■ Given task ■
Pull out every line in the data that has the string "ADODB" in it.

## BEGIN Supplied data

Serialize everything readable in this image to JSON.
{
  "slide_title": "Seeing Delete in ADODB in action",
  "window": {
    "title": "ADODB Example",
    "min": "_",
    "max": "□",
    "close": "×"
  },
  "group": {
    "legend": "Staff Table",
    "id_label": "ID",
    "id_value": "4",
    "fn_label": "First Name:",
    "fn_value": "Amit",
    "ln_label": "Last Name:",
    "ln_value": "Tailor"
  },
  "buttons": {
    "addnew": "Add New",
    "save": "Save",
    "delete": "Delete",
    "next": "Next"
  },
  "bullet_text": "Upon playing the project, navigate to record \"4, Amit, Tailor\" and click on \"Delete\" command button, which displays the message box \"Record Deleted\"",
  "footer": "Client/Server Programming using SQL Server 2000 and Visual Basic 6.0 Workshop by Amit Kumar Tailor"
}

## END Supplied data
## BEGIN Supplied data

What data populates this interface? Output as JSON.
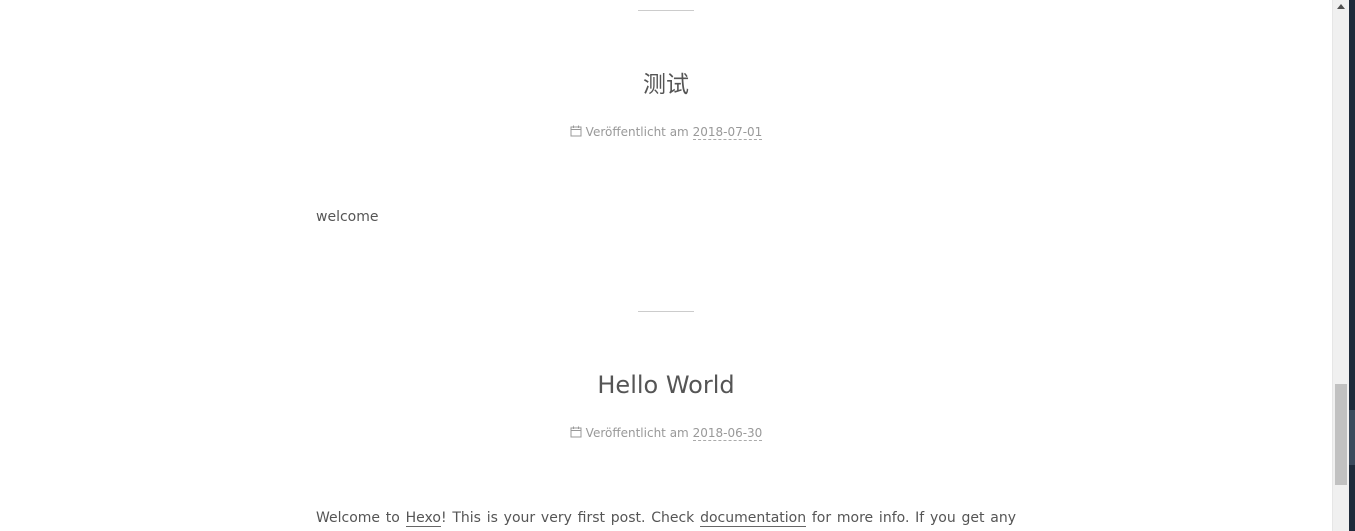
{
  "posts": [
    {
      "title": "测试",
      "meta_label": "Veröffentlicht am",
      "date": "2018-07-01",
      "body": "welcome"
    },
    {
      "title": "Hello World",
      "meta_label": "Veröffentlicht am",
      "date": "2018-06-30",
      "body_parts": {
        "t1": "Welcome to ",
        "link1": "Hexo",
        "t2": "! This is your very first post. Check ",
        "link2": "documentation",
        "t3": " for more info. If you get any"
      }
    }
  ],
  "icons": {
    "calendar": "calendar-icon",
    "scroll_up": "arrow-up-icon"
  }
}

## END Supplied data

■ Task result ■
  "slide_title": "Seeing Delete in ADODB in action",
    "title": "ADODB Example",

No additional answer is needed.